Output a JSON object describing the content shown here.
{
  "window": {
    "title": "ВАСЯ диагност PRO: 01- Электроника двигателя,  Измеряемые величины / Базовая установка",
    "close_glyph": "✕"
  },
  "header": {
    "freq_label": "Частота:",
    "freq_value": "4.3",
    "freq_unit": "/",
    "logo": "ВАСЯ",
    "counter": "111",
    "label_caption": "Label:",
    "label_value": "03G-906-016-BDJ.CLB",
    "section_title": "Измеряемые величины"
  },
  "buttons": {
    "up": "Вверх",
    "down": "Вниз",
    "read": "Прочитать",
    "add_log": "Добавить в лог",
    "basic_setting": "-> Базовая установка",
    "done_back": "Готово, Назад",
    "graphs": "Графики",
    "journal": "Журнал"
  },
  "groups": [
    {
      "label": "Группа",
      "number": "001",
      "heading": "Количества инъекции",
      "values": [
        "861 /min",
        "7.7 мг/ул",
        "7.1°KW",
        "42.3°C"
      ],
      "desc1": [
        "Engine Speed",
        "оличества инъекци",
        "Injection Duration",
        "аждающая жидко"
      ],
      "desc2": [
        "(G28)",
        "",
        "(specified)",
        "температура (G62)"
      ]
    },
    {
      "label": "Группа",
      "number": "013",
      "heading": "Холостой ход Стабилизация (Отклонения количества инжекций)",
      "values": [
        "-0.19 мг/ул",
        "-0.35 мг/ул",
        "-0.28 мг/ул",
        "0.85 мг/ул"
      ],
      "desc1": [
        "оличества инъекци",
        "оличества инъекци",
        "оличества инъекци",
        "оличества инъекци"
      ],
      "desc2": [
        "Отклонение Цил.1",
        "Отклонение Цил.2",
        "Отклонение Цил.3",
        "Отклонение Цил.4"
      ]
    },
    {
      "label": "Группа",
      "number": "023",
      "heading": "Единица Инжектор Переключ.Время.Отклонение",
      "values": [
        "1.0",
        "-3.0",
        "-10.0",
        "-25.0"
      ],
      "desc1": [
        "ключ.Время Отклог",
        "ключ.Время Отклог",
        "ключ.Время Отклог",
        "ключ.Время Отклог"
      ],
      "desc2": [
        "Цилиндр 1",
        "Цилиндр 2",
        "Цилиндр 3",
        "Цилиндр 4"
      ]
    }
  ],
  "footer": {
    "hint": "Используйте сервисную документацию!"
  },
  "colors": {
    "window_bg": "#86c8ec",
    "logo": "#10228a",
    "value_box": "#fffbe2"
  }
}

--*--

Goal: Restate all of the entries exactly, please.

Output below:
Output a JSON object describing the content shown here.
{
  "window": {
    "title": "ВАСЯ диагност PRO: 01- Электроника двигателя,  Измеряемые величины / Базовая установка",
    "close_glyph": "✕"
  },
  "header": {
    "freq_label": "Частота:",
    "freq_value": "4.3",
    "freq_unit": "/",
    "logo": "ВАСЯ",
    "counter": "111",
    "label_caption": "Label:",
    "label_value": "03G-906-016-BDJ.CLB",
    "section_title": "Измеряемые величины"
  },
  "buttons": {
    "up": "Вверх",
    "down": "Вниз",
    "read": "Прочитать",
    "add_log": "Добавить в лог",
    "basic_setting": "-> Базовая установка",
    "done_back": "Готово, Назад",
    "graphs": "Графики",
    "journal": "Журнал"
  },
  "groups": [
    {
      "label": "Группа",
      "number": "001",
      "heading": "Количества инъекции",
      "values": [
        "861 /min",
        "7.7 мг/ул",
        "7.1°KW",
        "42.3°C"
      ],
      "desc1": [
        "Engine Speed",
        "оличества инъекци",
        "Injection Duration",
        "аждающая жидко"
      ],
      "desc2": [
        "(G28)",
        "",
        "(specified)",
        "температура (G62)"
      ]
    },
    {
      "label": "Группа",
      "number": "013",
      "heading": "Холостой ход Стабилизация (Отклонения количества инжекций)",
      "values": [
        "-0.19 мг/ул",
        "-0.35 мг/ул",
        "-0.28 мг/ул",
        "0.85 мг/ул"
      ],
      "desc1": [
        "оличества инъекци",
        "оличества инъекци",
        "оличества инъекци",
        "оличества инъекци"
      ],
      "desc2": [
        "Отклонение Цил.1",
        "Отклонение Цил.2",
        "Отклонение Цил.3",
        "Отклонение Цил.4"
      ]
    },
    {
      "label": "Группа",
      "number": "023",
      "heading": "Единица Инжектор Переключ.Время.Отклонение",
      "values": [
        "1.0",
        "-3.0",
        "-10.0",
        "-25.0"
      ],
      "desc1": [
        "ключ.Время Отклог",
        "ключ.Время Отклог",
        "ключ.Время Отклог",
        "ключ.Время Отклог"
      ],
      "desc2": [
        "Цилиндр 1",
        "Цилиндр 2",
        "Цилиндр 3",
        "Цилиндр 4"
      ]
    }
  ],
  "footer": {
    "hint": "Используйте сервисную документацию!"
  },
  "colors": {
    "window_bg": "#86c8ec",
    "logo": "#10228a",
    "value_box": "#fffbe2"
  }
}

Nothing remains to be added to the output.